PROBLEM TO SOLVE: Reproduce the records below exactly, leaving out any pictures.

DATASET:

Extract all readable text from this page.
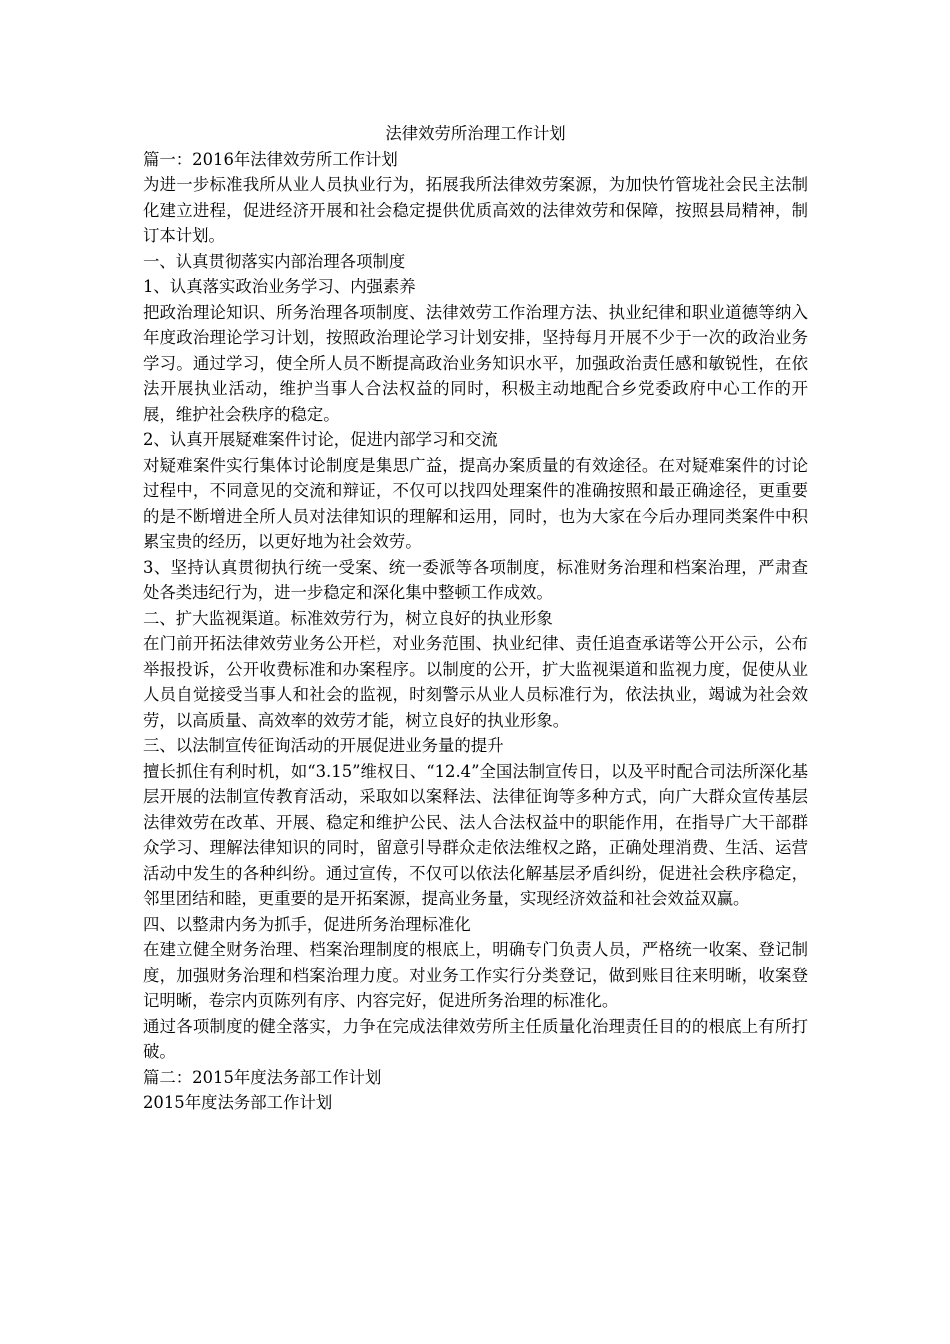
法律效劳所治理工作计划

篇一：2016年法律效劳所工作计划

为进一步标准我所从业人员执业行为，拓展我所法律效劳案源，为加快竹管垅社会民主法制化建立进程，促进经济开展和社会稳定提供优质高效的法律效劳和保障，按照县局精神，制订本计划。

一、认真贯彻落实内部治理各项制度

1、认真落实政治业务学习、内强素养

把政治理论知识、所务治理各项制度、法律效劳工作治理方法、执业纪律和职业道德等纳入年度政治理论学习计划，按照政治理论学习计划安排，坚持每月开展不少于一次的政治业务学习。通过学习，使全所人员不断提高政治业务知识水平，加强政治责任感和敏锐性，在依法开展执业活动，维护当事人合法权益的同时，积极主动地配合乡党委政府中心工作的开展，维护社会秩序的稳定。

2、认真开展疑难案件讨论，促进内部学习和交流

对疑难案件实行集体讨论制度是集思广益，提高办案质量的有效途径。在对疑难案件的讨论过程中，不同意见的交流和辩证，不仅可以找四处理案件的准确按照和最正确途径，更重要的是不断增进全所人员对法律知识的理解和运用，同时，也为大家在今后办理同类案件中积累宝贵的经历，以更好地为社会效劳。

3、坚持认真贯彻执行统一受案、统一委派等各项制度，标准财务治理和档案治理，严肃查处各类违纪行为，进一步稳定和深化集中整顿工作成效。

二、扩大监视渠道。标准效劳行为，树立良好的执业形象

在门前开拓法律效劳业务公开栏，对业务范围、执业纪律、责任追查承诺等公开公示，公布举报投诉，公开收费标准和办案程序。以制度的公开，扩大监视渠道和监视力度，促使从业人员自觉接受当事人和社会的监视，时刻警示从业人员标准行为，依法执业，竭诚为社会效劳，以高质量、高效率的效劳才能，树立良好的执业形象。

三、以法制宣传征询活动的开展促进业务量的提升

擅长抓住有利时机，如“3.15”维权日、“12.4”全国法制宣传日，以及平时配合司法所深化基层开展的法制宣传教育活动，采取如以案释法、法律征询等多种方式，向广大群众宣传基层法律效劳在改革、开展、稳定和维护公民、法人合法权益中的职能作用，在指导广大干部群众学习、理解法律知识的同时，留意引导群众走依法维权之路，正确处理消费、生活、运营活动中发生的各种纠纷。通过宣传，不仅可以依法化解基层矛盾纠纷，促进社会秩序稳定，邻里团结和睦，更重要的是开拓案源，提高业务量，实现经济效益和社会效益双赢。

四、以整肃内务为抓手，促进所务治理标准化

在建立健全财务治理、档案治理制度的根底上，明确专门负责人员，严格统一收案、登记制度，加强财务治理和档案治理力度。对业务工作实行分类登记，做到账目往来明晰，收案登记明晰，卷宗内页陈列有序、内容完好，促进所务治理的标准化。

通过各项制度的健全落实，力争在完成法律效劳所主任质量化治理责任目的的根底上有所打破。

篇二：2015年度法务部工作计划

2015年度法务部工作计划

RESPONSE TO THIS TASK:
Extract all readable text from this page.
法律效劳所治理工作计划

篇一：2016年法律效劳所工作计划

为进一步标准我所从业人员执业行为，拓展我所法律效劳案源，为加快竹管垅社会民主法制化建立进程，促进经济开展和社会稳定提供优质高效的法律效劳和保障，按照县局精神，制订本计划。

一、认真贯彻落实内部治理各项制度

1、认真落实政治业务学习、内强素养

把政治理论知识、所务治理各项制度、法律效劳工作治理方法、执业纪律和职业道德等纳入年度政治理论学习计划，按照政治理论学习计划安排，坚持每月开展不少于一次的政治业务学习。通过学习，使全所人员不断提高政治业务知识水平，加强政治责任感和敏锐性，在依法开展执业活动，维护当事人合法权益的同时，积极主动地配合乡党委政府中心工作的开展，维护社会秩序的稳定。

2、认真开展疑难案件讨论，促进内部学习和交流

对疑难案件实行集体讨论制度是集思广益，提高办案质量的有效途径。在对疑难案件的讨论过程中，不同意见的交流和辩证，不仅可以找四处理案件的准确按照和最正确途径，更重要的是不断增进全所人员对法律知识的理解和运用，同时，也为大家在今后办理同类案件中积累宝贵的经历，以更好地为社会效劳。

3、坚持认真贯彻执行统一受案、统一委派等各项制度，标准财务治理和档案治理，严肃查处各类违纪行为，进一步稳定和深化集中整顿工作成效。

二、扩大监视渠道。标准效劳行为，树立良好的执业形象

在门前开拓法律效劳业务公开栏，对业务范围、执业纪律、责任追查承诺等公开公示，公布举报投诉，公开收费标准和办案程序。以制度的公开，扩大监视渠道和监视力度，促使从业人员自觉接受当事人和社会的监视，时刻警示从业人员标准行为，依法执业，竭诚为社会效劳，以高质量、高效率的效劳才能，树立良好的执业形象。

三、以法制宣传征询活动的开展促进业务量的提升

擅长抓住有利时机，如“3.15”维权日、“12.4”全国法制宣传日，以及平时配合司法所深化基层开展的法制宣传教育活动，采取如以案释法、法律征询等多种方式，向广大群众宣传基层法律效劳在改革、开展、稳定和维护公民、法人合法权益中的职能作用，在指导广大干部群众学习、理解法律知识的同时，留意引导群众走依法维权之路，正确处理消费、生活、运营活动中发生的各种纠纷。通过宣传，不仅可以依法化解基层矛盾纠纷，促进社会秩序稳定，邻里团结和睦，更重要的是开拓案源，提高业务量，实现经济效益和社会效益双赢。

四、以整肃内务为抓手，促进所务治理标准化

在建立健全财务治理、档案治理制度的根底上，明确专门负责人员，严格统一收案、登记制度，加强财务治理和档案治理力度。对业务工作实行分类登记，做到账目往来明晰，收案登记明晰，卷宗内页陈列有序、内容完好，促进所务治理的标准化。

通过各项制度的健全落实，力争在完成法律效劳所主任质量化治理责任目的的根底上有所打破。

篇二：2015年度法务部工作计划

2015年度法务部工作计划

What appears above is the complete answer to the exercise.